PROBLEM DESCRIPTION —
Output each entry that follows exactly. Images stay out.

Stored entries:
▶

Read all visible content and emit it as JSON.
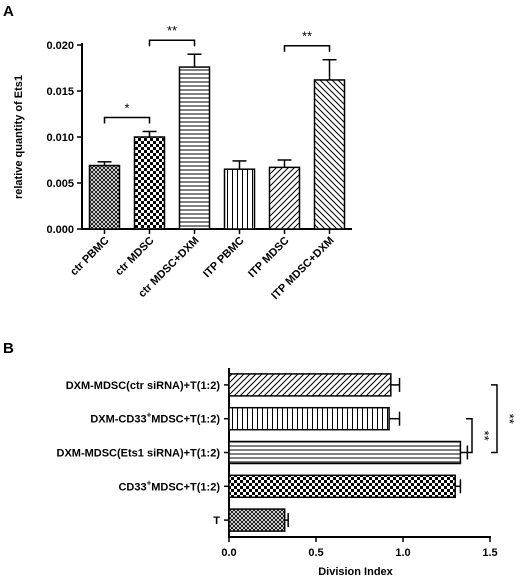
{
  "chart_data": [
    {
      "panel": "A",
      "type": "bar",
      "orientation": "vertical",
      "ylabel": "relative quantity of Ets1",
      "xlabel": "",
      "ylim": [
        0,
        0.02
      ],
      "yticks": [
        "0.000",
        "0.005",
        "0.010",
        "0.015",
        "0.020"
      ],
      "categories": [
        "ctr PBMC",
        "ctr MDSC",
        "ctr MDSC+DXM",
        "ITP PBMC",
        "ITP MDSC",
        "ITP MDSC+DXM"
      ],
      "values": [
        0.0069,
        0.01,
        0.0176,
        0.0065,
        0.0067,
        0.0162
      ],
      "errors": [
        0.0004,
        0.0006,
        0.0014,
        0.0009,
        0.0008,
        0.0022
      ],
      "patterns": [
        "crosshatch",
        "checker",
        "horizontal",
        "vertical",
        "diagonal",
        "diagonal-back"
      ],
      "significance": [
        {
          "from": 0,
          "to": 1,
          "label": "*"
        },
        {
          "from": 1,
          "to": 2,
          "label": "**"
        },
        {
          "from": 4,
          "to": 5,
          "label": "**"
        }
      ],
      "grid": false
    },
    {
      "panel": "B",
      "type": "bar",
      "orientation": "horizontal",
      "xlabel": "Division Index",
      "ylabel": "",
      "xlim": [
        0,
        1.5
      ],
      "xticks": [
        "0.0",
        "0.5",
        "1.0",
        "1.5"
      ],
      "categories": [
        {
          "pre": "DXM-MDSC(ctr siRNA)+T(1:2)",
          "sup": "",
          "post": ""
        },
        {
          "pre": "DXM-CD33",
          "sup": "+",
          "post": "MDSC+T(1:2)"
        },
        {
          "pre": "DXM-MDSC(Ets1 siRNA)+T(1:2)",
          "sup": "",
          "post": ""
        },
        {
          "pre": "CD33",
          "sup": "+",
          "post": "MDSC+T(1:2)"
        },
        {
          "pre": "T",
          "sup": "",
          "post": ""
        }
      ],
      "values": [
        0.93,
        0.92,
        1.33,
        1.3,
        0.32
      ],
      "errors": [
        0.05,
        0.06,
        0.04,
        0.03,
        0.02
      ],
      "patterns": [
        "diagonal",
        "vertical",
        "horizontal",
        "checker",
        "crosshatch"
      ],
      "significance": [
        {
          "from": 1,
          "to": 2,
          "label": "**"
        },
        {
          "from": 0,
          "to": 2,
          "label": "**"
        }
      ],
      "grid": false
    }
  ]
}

◀

THE SOLUTION —
Read all visible content and emit it as JSON.
{
  "chart_data": [
    {
      "panel": "A",
      "type": "bar",
      "orientation": "vertical",
      "ylabel": "relative quantity of Ets1",
      "xlabel": "",
      "ylim": [
        0,
        0.02
      ],
      "yticks": [
        "0.000",
        "0.005",
        "0.010",
        "0.015",
        "0.020"
      ],
      "categories": [
        "ctr PBMC",
        "ctr MDSC",
        "ctr MDSC+DXM",
        "ITP PBMC",
        "ITP MDSC",
        "ITP MDSC+DXM"
      ],
      "values": [
        0.0069,
        0.01,
        0.0176,
        0.0065,
        0.0067,
        0.0162
      ],
      "errors": [
        0.0004,
        0.0006,
        0.0014,
        0.0009,
        0.0008,
        0.0022
      ],
      "patterns": [
        "crosshatch",
        "checker",
        "horizontal",
        "vertical",
        "diagonal",
        "diagonal-back"
      ],
      "significance": [
        {
          "from": 0,
          "to": 1,
          "label": "*"
        },
        {
          "from": 1,
          "to": 2,
          "label": "**"
        },
        {
          "from": 4,
          "to": 5,
          "label": "**"
        }
      ],
      "grid": false
    },
    {
      "panel": "B",
      "type": "bar",
      "orientation": "horizontal",
      "xlabel": "Division Index",
      "ylabel": "",
      "xlim": [
        0,
        1.5
      ],
      "xticks": [
        "0.0",
        "0.5",
        "1.0",
        "1.5"
      ],
      "categories": [
        {
          "pre": "DXM-MDSC(ctr siRNA)+T(1:2)",
          "sup": "",
          "post": ""
        },
        {
          "pre": "DXM-CD33",
          "sup": "+",
          "post": "MDSC+T(1:2)"
        },
        {
          "pre": "DXM-MDSC(Ets1 siRNA)+T(1:2)",
          "sup": "",
          "post": ""
        },
        {
          "pre": "CD33",
          "sup": "+",
          "post": "MDSC+T(1:2)"
        },
        {
          "pre": "T",
          "sup": "",
          "post": ""
        }
      ],
      "values": [
        0.93,
        0.92,
        1.33,
        1.3,
        0.32
      ],
      "errors": [
        0.05,
        0.06,
        0.04,
        0.03,
        0.02
      ],
      "patterns": [
        "diagonal",
        "vertical",
        "horizontal",
        "checker",
        "crosshatch"
      ],
      "significance": [
        {
          "from": 1,
          "to": 2,
          "label": "**"
        },
        {
          "from": 0,
          "to": 2,
          "label": "**"
        }
      ],
      "grid": false
    }
  ]
}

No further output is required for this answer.